• _REQUIREMENT_
Reproduce all entries precisely, down to the last character.

• _INPUT DATA_
* * * * * * * * *

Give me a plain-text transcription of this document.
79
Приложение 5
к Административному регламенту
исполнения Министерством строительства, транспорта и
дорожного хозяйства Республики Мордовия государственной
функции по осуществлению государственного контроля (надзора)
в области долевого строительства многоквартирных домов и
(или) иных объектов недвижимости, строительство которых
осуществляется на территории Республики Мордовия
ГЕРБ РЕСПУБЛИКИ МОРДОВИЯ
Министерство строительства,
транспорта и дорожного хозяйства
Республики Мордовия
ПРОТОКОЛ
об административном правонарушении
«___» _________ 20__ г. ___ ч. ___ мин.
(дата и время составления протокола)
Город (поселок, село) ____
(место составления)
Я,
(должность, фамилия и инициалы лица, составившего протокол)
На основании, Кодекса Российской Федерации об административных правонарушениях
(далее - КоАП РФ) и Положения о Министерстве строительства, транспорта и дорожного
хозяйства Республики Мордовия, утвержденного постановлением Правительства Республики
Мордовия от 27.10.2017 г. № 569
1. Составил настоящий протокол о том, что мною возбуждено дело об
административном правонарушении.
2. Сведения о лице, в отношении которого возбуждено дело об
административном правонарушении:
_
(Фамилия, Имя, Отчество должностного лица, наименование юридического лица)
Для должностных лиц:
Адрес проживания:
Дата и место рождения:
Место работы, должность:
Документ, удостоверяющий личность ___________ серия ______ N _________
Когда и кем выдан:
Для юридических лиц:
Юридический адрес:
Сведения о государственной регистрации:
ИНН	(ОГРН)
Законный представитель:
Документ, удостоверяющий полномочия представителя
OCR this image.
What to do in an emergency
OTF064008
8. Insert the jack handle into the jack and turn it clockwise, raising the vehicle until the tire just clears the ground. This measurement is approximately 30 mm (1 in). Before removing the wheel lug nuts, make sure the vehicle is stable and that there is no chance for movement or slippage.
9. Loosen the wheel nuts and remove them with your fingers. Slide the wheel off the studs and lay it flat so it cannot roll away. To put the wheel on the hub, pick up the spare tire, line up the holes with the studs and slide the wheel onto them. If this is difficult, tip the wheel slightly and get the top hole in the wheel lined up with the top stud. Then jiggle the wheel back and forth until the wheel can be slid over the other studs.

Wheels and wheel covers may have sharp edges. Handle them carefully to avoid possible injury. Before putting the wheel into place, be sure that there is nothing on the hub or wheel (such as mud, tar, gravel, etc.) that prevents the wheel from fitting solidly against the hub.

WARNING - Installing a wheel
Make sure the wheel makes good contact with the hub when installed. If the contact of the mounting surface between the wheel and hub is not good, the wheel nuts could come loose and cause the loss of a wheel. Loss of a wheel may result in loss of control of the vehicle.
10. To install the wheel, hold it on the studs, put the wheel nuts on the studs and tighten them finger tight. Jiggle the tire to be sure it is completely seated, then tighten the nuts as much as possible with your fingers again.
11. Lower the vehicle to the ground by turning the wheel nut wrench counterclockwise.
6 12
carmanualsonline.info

* * * * * * * * *

• _FINAL RESULT_
Give me a plain-text transcription of this document.
79
Приложение 5
к Административному регламенту
исполнения Министерством строительства, транспорта и
дорожного хозяйства Республики Мордовия государственной
функции по осуществлению государственного контроля (надзора)
в области долевого строительства многоквартирных домов и
(или) иных объектов недвижимости, строительство которых
осуществляется на территории Республики Мордовия
ГЕРБ РЕСПУБЛИКИ МОРДОВИЯ
Министерство строительства,
транспорта и дорожного хозяйства
Республики Мордовия
ПРОТОКОЛ
об административном правонарушении
«___» _________ 20__ г. ___ ч. ___ мин.
(дата и время составления протокола)
Город (поселок, село) ____
(место составления)
Я,
(должность, фамилия и инициалы лица, составившего протокол)
На основании, Кодекса Российской Федерации об административных правонарушениях
(далее - КоАП РФ) и Положения о Министерстве строительства, транспорта и дорожного
хозяйства Республики Мордовия, утвержденного постановлением Правительства Республики
Мордовия от 27.10.2017 г. № 569
1. Составил настоящий протокол о том, что мною возбуждено дело об
административном правонарушении.
2. Сведения о лице, в отношении которого возбуждено дело об
административном правонарушении:
_
(Фамилия, Имя, Отчество должностного лица, наименование юридического лица)
Для должностных лиц:
Адрес проживания:
Дата и место рождения:
Место работы, должность:
Документ, удостоверяющий личность ___________ серия ______ N _________
Когда и кем выдан:
Для юридических лиц:
Юридический адрес:
Сведения о государственной регистрации:
ИНН	(ОГРН)
Законный представитель:
Документ, удостоверяющий полномочия представителя
OCR this image.
What to do in an emergency
OTF064008
8. Insert the jack handle into the jack and turn it clockwise, raising the vehicle until the tire just clears the ground. This measurement is approximately 30 mm (1 in). Before removing the wheel lug nuts, make sure the vehicle is stable and that there is no chance for movement or slippage.
9. Loosen the wheel nuts and remove them with your fingers. Slide the wheel off the studs and lay it flat so it cannot roll away. To put the wheel on the hub, pick up the spare tire, line up the holes with the studs and slide the wheel onto them. If this is difficult, tip the wheel slightly and get the top hole in the wheel lined up with the top stud. Then jiggle the wheel back and forth until the wheel can be slid over the other studs.

Wheels and wheel covers may have sharp edges. Handle them carefully to avoid possible injury. Before putting the wheel into place, be sure that there is nothing on the hub or wheel (such as mud, tar, gravel, etc.) that prevents the wheel from fitting solidly against the hub.

WARNING - Installing a wheel
Make sure the wheel makes good contact with the hub when installed. If the contact of the mounting surface between the wheel and hub is not good, the wheel nuts could come loose and cause the loss of a wheel. Loss of a wheel may result in loss of control of the vehicle.
10. To install the wheel, hold it on the studs, put the wheel nuts on the studs and tighten them finger tight. Jiggle the tire to be sure it is completely seated, then tighten the nuts as much as possible with your fingers again.
11. Lower the vehicle to the ground by turning the wheel nut wrench counterclockwise.
6 12
carmanualsonline.info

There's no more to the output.